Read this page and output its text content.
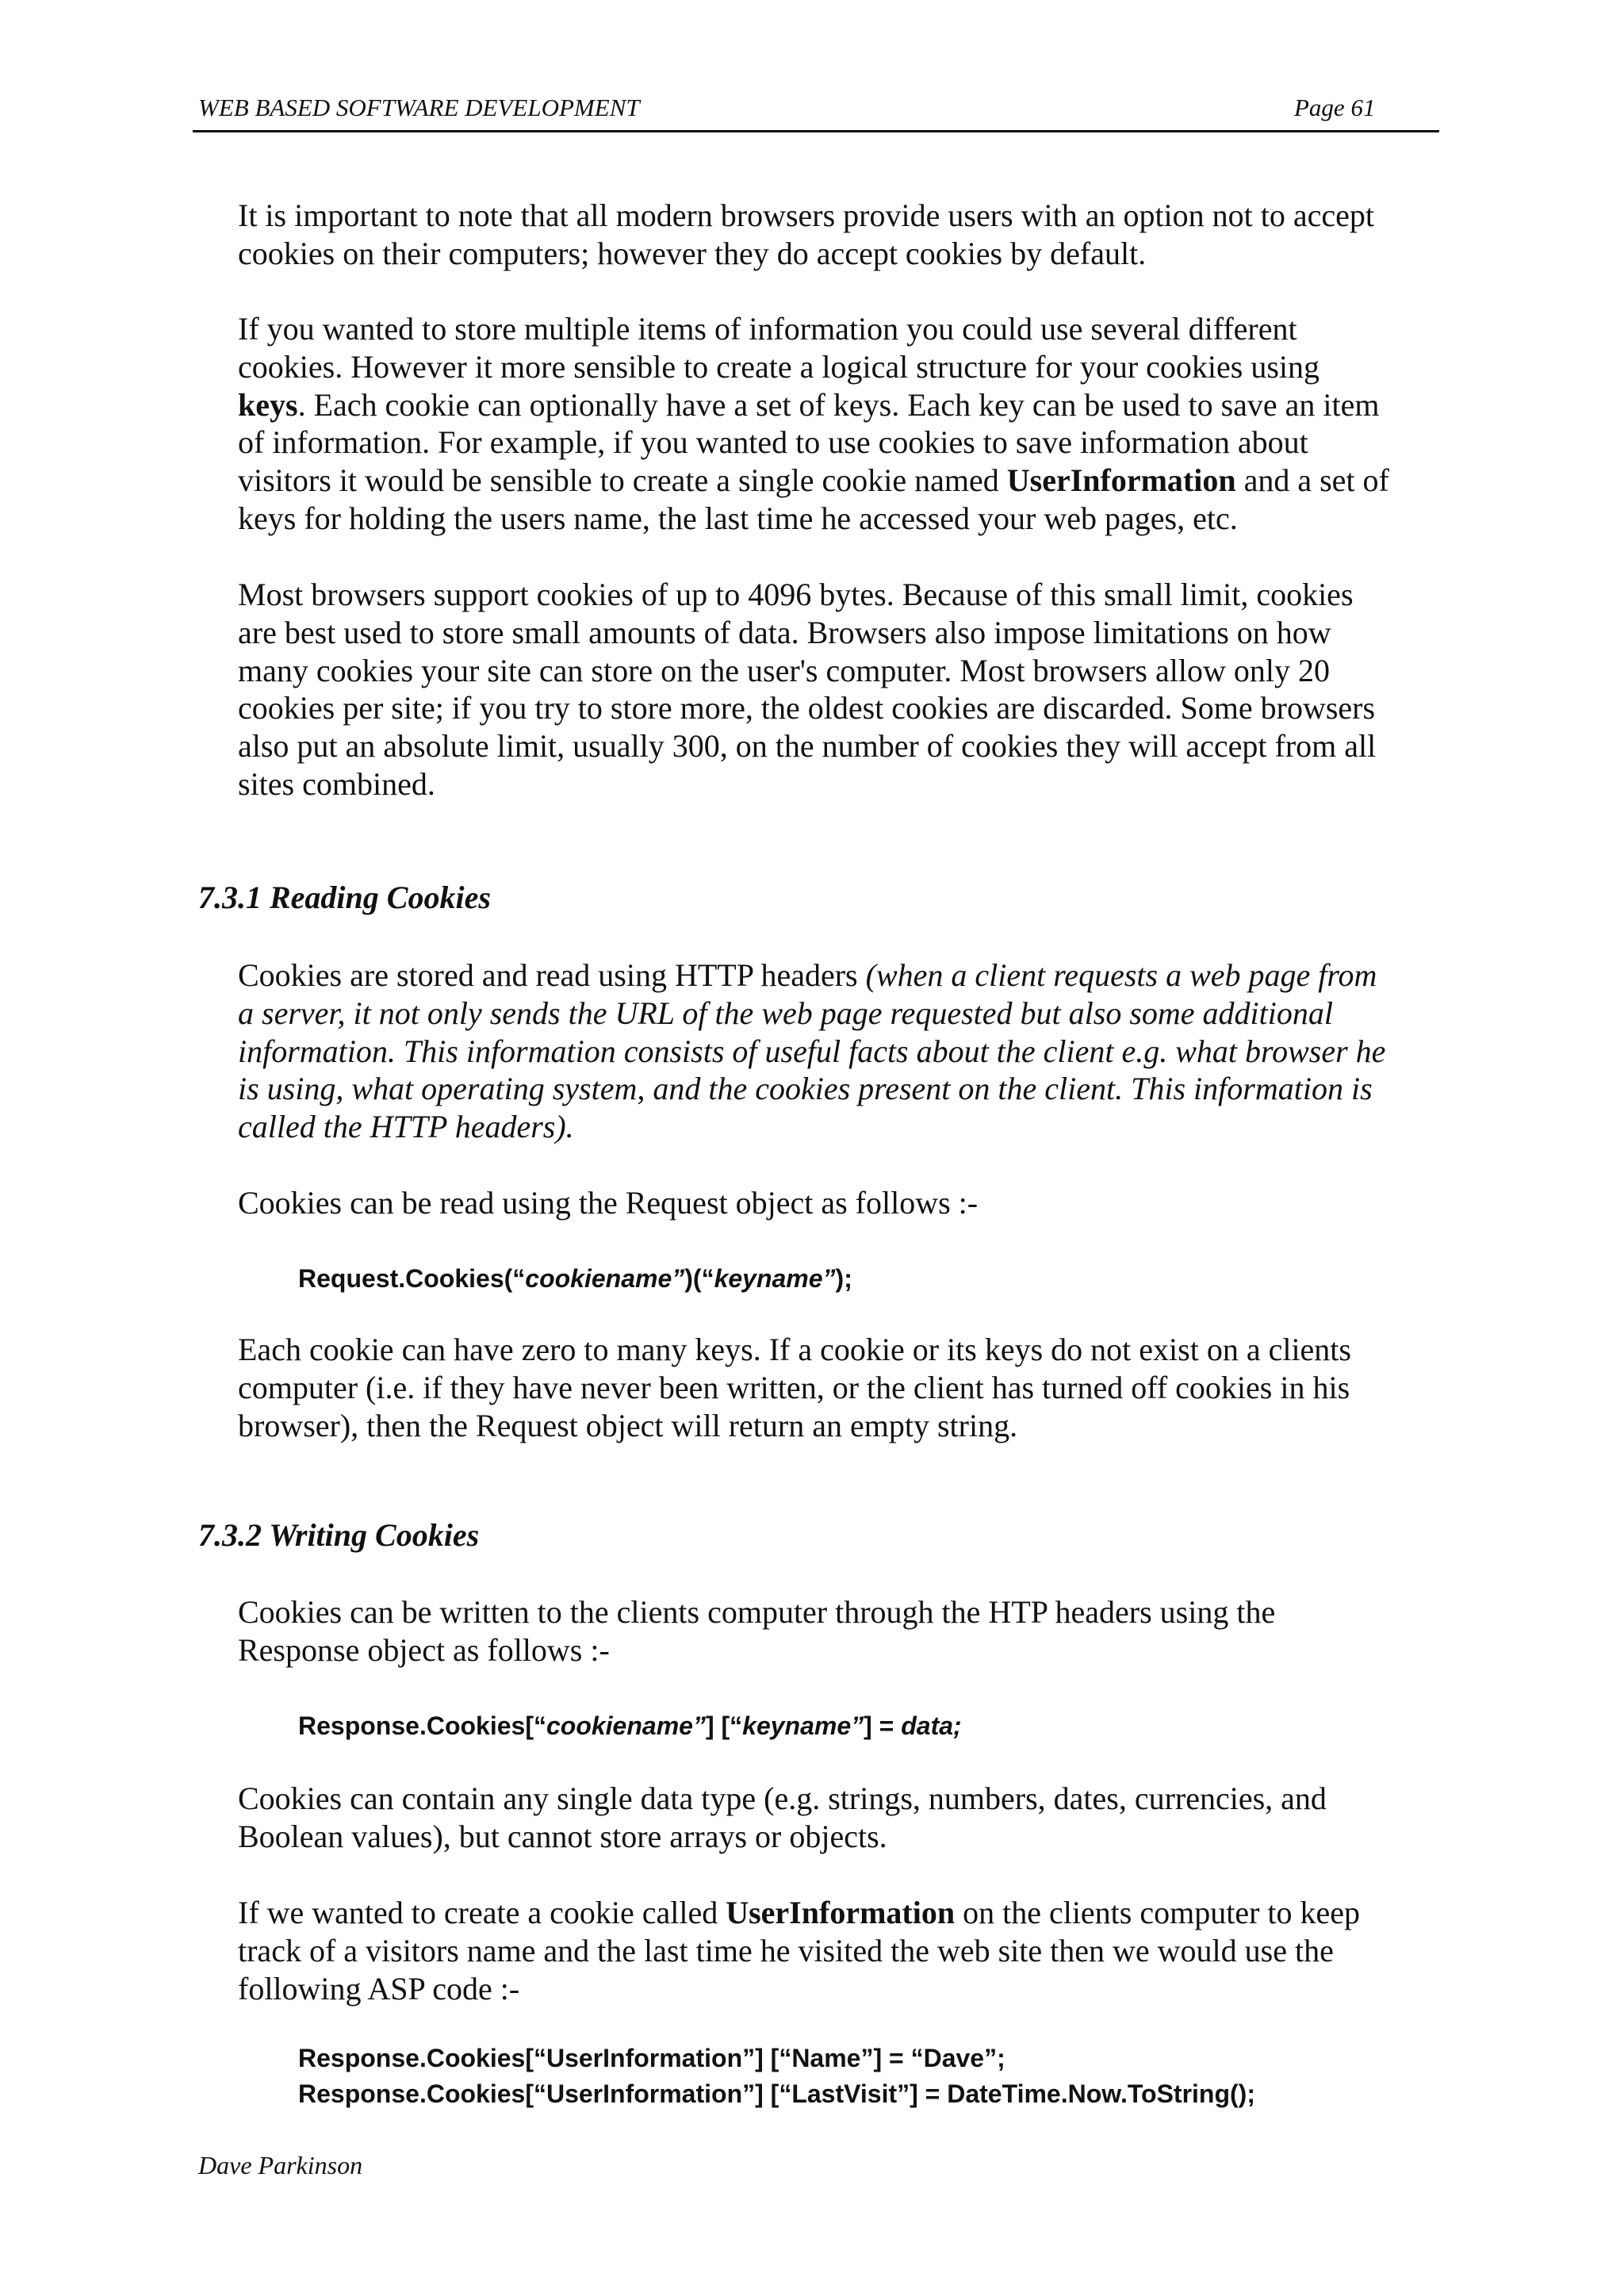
WEB BASED SOFTWARE DEVELOPMENT	Page 61

It is important to note that all modern browsers provide users with an option not to accept

cookies on their computers; however they do accept cookies by default.

If you wanted to store multiple items of information you could use several different

cookies. However it more sensible to create a logical structure for your cookies using

keys. Each cookie can optionally have a set of keys. Each key can be used to save an item

of information. For example, if you wanted to use cookies to save information about

visitors it would be sensible to create a single cookie named UserInformation and a set of

keys for holding the users name, the last time he accessed your web pages, etc.

Most browsers support cookies of up to 4096 bytes. Because of this small limit, cookies

are best used to store small amounts of data. Browsers also impose limitations on how

many cookies your site can store on the user's computer. Most browsers allow only 20

cookies per site; if you try to store more, the oldest cookies are discarded. Some browsers

also put an absolute limit, usually 300, on the number of cookies they will accept from all

sites combined.

7.3.1 Reading Cookies

Cookies are stored and read using HTTP headers (when a client requests a web page from

a server, it not only sends the URL of the web page requested but also some additional

information. This information consists of useful facts about the client e.g. what browser he

is using, what operating system, and the cookies present on the client. This information is

called the HTTP headers).

Cookies can be read using the Request object as follows :-

Request.Cookies(“cookiename”)(“keyname”);

Each cookie can have zero to many keys. If a cookie or its keys do not exist on a clients

computer (i.e. if they have never been written, or the client has turned off cookies in his

browser), then the Request object will return an empty string.

7.3.2 Writing Cookies

Cookies can be written to the clients computer through the HTP headers using the

Response object as follows :-

Response.Cookies[“cookiename”] [“keyname”] = data;

Cookies can contain any single data type (e.g. strings, numbers, dates, currencies, and

Boolean values), but cannot store arrays or objects.

If we wanted to create a cookie called UserInformation on the clients computer to keep

track of a visitors name and the last time he visited the web site then we would use the

following ASP code :-

Response.Cookies[“UserInformation”] [“Name”] = “Dave”;
Response.Cookies[“UserInformation”] [“LastVisit”] = DateTime.Now.ToString();
Dave Parkinson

════

▸ Brief
Each line above is to be copied verbatim. Drop any image from the copy.

▸ Worked solution
Read this page and output its text content.
WEB BASED SOFTWARE DEVELOPMENT	Page 61

It is important to note that all modern browsers provide users with an option not to accept

cookies on their computers; however they do accept cookies by default.

If you wanted to store multiple items of information you could use several different

cookies. However it more sensible to create a logical structure for your cookies using

keys. Each cookie can optionally have a set of keys. Each key can be used to save an item

of information. For example, if you wanted to use cookies to save information about

visitors it would be sensible to create a single cookie named UserInformation and a set of

keys for holding the users name, the last time he accessed your web pages, etc.

Most browsers support cookies of up to 4096 bytes. Because of this small limit, cookies

are best used to store small amounts of data. Browsers also impose limitations on how

many cookies your site can store on the user's computer. Most browsers allow only 20

cookies per site; if you try to store more, the oldest cookies are discarded. Some browsers

also put an absolute limit, usually 300, on the number of cookies they will accept from all

sites combined.

7.3.1 Reading Cookies

Cookies are stored and read using HTTP headers (when a client requests a web page from

a server, it not only sends the URL of the web page requested but also some additional

information. This information consists of useful facts about the client e.g. what browser he

is using, what operating system, and the cookies present on the client. This information is

called the HTTP headers).

Cookies can be read using the Request object as follows :-

Request.Cookies(“cookiename”)(“keyname”);

Each cookie can have zero to many keys. If a cookie or its keys do not exist on a clients

computer (i.e. if they have never been written, or the client has turned off cookies in his

browser), then the Request object will return an empty string.

7.3.2 Writing Cookies

Cookies can be written to the clients computer through the HTP headers using the

Response object as follows :-

Response.Cookies[“cookiename”] [“keyname”] = data;

Cookies can contain any single data type (e.g. strings, numbers, dates, currencies, and

Boolean values), but cannot store arrays or objects.

If we wanted to create a cookie called UserInformation on the clients computer to keep

track of a visitors name and the last time he visited the web site then we would use the

following ASP code :-

Response.Cookies[“UserInformation”] [“Name”] = “Dave”;
Response.Cookies[“UserInformation”] [“LastVisit”] = DateTime.Now.ToString();
Dave Parkinson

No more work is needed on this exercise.